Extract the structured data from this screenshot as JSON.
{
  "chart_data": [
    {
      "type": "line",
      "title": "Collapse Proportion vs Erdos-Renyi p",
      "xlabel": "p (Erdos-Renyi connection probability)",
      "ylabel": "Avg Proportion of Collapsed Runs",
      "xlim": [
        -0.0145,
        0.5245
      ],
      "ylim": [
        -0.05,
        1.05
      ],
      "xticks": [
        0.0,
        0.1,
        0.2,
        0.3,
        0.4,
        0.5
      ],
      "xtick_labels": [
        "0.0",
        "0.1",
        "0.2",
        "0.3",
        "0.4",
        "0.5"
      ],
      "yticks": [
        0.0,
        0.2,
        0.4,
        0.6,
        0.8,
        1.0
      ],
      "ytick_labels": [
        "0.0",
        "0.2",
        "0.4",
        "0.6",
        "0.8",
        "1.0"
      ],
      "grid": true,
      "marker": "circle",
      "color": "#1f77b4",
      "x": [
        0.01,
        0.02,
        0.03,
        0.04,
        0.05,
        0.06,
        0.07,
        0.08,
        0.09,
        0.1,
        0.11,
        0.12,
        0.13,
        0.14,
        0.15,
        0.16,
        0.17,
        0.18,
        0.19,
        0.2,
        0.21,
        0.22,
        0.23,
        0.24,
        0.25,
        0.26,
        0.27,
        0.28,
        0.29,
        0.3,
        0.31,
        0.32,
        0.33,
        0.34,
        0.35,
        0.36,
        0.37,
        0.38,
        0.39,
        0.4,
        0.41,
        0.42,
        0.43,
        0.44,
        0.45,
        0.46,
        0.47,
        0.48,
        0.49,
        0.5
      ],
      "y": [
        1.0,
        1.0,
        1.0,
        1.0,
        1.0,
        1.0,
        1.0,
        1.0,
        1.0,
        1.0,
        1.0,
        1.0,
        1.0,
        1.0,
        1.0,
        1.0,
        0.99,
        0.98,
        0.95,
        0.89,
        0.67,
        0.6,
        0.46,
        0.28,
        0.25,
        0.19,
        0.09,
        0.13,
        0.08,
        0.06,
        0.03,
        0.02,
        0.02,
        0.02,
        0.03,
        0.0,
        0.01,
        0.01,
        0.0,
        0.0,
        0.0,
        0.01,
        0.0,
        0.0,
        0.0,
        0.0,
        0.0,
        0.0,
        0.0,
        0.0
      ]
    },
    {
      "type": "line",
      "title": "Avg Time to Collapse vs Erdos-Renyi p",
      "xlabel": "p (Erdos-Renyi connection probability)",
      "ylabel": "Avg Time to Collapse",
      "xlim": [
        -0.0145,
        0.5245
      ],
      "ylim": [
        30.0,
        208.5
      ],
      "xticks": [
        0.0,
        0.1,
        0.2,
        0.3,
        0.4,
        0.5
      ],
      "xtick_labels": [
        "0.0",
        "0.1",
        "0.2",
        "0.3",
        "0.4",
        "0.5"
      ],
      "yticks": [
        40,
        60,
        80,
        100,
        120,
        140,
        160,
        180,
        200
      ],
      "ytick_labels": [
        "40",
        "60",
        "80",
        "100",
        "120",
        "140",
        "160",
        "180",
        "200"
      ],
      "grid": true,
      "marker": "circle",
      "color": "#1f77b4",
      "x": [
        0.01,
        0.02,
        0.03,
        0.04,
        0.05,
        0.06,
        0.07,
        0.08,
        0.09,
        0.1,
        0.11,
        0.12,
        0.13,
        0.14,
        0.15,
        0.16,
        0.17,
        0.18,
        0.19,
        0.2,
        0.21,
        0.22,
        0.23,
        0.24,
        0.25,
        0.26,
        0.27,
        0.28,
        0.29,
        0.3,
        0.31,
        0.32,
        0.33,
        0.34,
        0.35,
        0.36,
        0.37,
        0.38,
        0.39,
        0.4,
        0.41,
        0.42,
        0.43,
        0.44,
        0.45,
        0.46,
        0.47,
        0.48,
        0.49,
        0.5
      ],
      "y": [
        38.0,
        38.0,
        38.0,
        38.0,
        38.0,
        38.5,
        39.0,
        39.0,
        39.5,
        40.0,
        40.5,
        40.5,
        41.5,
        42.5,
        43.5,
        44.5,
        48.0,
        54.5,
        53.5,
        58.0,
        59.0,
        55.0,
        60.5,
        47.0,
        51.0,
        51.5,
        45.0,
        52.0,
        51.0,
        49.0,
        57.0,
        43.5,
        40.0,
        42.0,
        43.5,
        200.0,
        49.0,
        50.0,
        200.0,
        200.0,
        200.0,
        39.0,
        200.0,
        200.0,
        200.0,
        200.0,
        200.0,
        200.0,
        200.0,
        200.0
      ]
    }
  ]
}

* _DIRECTIONS FOR THIS TASK_
Output each record exactly, leaving nothing out.

* _PROBLEM SOLUTION_
Extract the structured data from this screenshot as JSON.
{
  "chart_data": [
    {
      "type": "line",
      "title": "Collapse Proportion vs Erdos-Renyi p",
      "xlabel": "p (Erdos-Renyi connection probability)",
      "ylabel": "Avg Proportion of Collapsed Runs",
      "xlim": [
        -0.0145,
        0.5245
      ],
      "ylim": [
        -0.05,
        1.05
      ],
      "xticks": [
        0.0,
        0.1,
        0.2,
        0.3,
        0.4,
        0.5
      ],
      "xtick_labels": [
        "0.0",
        "0.1",
        "0.2",
        "0.3",
        "0.4",
        "0.5"
      ],
      "yticks": [
        0.0,
        0.2,
        0.4,
        0.6,
        0.8,
        1.0
      ],
      "ytick_labels": [
        "0.0",
        "0.2",
        "0.4",
        "0.6",
        "0.8",
        "1.0"
      ],
      "grid": true,
      "marker": "circle",
      "color": "#1f77b4",
      "x": [
        0.01,
        0.02,
        0.03,
        0.04,
        0.05,
        0.06,
        0.07,
        0.08,
        0.09,
        0.1,
        0.11,
        0.12,
        0.13,
        0.14,
        0.15,
        0.16,
        0.17,
        0.18,
        0.19,
        0.2,
        0.21,
        0.22,
        0.23,
        0.24,
        0.25,
        0.26,
        0.27,
        0.28,
        0.29,
        0.3,
        0.31,
        0.32,
        0.33,
        0.34,
        0.35,
        0.36,
        0.37,
        0.38,
        0.39,
        0.4,
        0.41,
        0.42,
        0.43,
        0.44,
        0.45,
        0.46,
        0.47,
        0.48,
        0.49,
        0.5
      ],
      "y": [
        1.0,
        1.0,
        1.0,
        1.0,
        1.0,
        1.0,
        1.0,
        1.0,
        1.0,
        1.0,
        1.0,
        1.0,
        1.0,
        1.0,
        1.0,
        1.0,
        0.99,
        0.98,
        0.95,
        0.89,
        0.67,
        0.6,
        0.46,
        0.28,
        0.25,
        0.19,
        0.09,
        0.13,
        0.08,
        0.06,
        0.03,
        0.02,
        0.02,
        0.02,
        0.03,
        0.0,
        0.01,
        0.01,
        0.0,
        0.0,
        0.0,
        0.01,
        0.0,
        0.0,
        0.0,
        0.0,
        0.0,
        0.0,
        0.0,
        0.0
      ]
    },
    {
      "type": "line",
      "title": "Avg Time to Collapse vs Erdos-Renyi p",
      "xlabel": "p (Erdos-Renyi connection probability)",
      "ylabel": "Avg Time to Collapse",
      "xlim": [
        -0.0145,
        0.5245
      ],
      "ylim": [
        30.0,
        208.5
      ],
      "xticks": [
        0.0,
        0.1,
        0.2,
        0.3,
        0.4,
        0.5
      ],
      "xtick_labels": [
        "0.0",
        "0.1",
        "0.2",
        "0.3",
        "0.4",
        "0.5"
      ],
      "yticks": [
        40,
        60,
        80,
        100,
        120,
        140,
        160,
        180,
        200
      ],
      "ytick_labels": [
        "40",
        "60",
        "80",
        "100",
        "120",
        "140",
        "160",
        "180",
        "200"
      ],
      "grid": true,
      "marker": "circle",
      "color": "#1f77b4",
      "x": [
        0.01,
        0.02,
        0.03,
        0.04,
        0.05,
        0.06,
        0.07,
        0.08,
        0.09,
        0.1,
        0.11,
        0.12,
        0.13,
        0.14,
        0.15,
        0.16,
        0.17,
        0.18,
        0.19,
        0.2,
        0.21,
        0.22,
        0.23,
        0.24,
        0.25,
        0.26,
        0.27,
        0.28,
        0.29,
        0.3,
        0.31,
        0.32,
        0.33,
        0.34,
        0.35,
        0.36,
        0.37,
        0.38,
        0.39,
        0.4,
        0.41,
        0.42,
        0.43,
        0.44,
        0.45,
        0.46,
        0.47,
        0.48,
        0.49,
        0.5
      ],
      "y": [
        38.0,
        38.0,
        38.0,
        38.0,
        38.0,
        38.5,
        39.0,
        39.0,
        39.5,
        40.0,
        40.5,
        40.5,
        41.5,
        42.5,
        43.5,
        44.5,
        48.0,
        54.5,
        53.5,
        58.0,
        59.0,
        55.0,
        60.5,
        47.0,
        51.0,
        51.5,
        45.0,
        52.0,
        51.0,
        49.0,
        57.0,
        43.5,
        40.0,
        42.0,
        43.5,
        200.0,
        49.0,
        50.0,
        200.0,
        200.0,
        200.0,
        39.0,
        200.0,
        200.0,
        200.0,
        200.0,
        200.0,
        200.0,
        200.0,
        200.0
      ]
    }
  ]
}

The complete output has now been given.